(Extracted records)

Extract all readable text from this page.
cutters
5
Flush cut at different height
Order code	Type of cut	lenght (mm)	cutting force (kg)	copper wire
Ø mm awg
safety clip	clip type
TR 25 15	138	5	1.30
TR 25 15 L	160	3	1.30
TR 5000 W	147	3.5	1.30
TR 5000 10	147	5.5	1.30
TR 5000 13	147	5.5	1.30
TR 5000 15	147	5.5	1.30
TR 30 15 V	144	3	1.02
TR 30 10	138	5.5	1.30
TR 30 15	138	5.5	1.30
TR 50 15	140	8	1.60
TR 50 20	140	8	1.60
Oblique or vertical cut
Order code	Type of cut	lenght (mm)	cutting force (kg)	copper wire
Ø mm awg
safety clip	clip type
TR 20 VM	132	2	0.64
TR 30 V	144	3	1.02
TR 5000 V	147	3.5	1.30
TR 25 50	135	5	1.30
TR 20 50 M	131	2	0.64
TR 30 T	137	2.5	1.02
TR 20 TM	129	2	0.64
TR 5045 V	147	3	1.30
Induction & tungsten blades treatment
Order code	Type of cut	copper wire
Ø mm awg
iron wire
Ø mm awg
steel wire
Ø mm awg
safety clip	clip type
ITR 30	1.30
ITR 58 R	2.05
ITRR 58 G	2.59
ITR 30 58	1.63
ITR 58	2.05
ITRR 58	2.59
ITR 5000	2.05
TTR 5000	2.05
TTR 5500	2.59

* * *

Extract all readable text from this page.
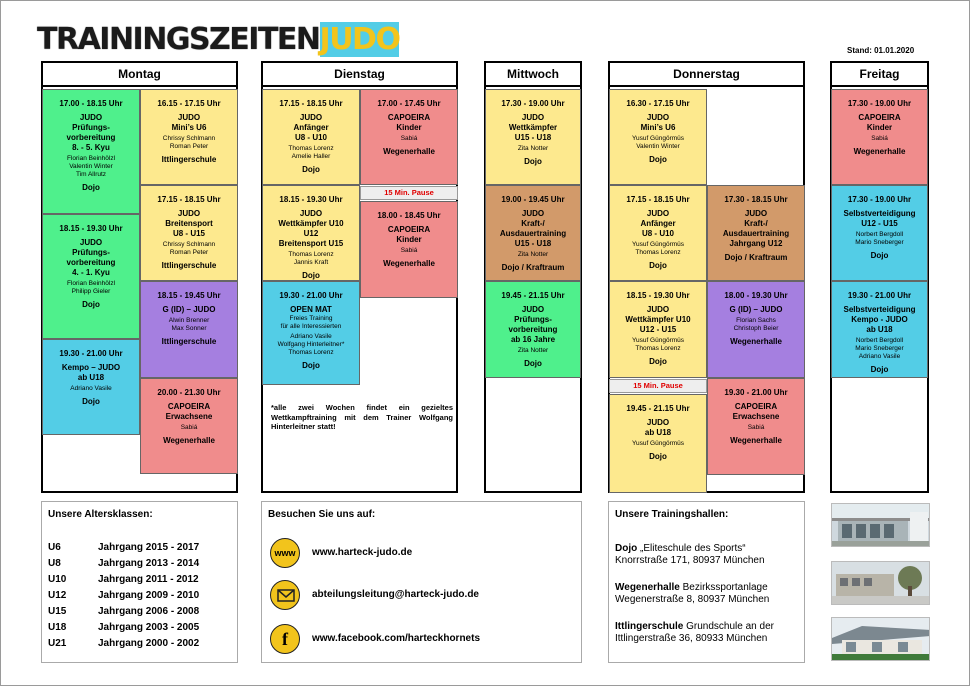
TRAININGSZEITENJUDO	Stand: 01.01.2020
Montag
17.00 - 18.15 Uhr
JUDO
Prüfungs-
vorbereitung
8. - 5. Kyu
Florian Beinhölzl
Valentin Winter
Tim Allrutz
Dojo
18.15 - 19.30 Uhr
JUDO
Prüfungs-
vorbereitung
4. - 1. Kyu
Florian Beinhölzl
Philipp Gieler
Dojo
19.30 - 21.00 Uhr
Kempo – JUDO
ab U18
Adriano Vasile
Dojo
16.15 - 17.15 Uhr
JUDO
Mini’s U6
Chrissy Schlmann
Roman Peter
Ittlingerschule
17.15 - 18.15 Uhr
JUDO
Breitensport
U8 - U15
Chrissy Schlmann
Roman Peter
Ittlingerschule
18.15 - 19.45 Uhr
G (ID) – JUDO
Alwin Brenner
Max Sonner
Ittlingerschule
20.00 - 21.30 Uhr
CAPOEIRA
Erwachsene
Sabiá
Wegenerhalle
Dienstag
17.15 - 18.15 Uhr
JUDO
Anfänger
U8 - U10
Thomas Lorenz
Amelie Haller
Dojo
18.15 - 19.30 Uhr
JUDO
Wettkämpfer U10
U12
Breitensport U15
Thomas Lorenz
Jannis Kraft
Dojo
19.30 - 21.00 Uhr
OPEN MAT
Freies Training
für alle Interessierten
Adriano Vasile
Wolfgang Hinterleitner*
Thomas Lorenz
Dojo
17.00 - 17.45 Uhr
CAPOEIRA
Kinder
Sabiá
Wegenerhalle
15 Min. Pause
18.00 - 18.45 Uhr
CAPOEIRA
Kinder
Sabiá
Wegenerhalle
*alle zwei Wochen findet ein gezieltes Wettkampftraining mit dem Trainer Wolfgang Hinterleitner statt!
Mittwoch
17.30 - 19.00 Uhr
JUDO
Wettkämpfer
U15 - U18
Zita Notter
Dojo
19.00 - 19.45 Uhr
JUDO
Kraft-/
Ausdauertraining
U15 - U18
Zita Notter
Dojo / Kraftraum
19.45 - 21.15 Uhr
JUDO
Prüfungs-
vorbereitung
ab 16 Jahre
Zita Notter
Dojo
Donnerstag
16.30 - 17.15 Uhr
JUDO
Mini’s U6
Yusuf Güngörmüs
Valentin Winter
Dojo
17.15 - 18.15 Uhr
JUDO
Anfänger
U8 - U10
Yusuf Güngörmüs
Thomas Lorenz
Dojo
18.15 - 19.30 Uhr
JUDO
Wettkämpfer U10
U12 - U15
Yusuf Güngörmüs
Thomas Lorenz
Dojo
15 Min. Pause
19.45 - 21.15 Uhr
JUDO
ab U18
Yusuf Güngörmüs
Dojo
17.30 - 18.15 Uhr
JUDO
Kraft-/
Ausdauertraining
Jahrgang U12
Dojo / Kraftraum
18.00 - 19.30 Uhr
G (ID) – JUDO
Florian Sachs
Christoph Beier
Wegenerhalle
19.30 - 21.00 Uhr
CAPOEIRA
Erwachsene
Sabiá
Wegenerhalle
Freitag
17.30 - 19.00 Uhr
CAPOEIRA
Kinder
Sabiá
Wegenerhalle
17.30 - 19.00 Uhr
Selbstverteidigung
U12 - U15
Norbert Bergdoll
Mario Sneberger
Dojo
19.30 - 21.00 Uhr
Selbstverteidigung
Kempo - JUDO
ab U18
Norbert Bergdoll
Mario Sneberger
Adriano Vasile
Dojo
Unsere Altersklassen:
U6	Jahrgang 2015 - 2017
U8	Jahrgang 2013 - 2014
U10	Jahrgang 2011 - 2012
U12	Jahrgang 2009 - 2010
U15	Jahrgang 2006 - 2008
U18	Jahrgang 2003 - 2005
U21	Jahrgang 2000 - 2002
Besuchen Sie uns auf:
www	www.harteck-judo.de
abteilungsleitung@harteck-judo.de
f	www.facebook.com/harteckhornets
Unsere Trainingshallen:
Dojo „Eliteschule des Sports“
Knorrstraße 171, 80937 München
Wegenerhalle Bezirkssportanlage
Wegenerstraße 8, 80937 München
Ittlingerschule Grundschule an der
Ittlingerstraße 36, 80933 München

**AIM OF THE TASK**
State the count of lines in the data holding the word "Wolfgang", adding nothing to it.

**RESULT FOR THIS TASK**
2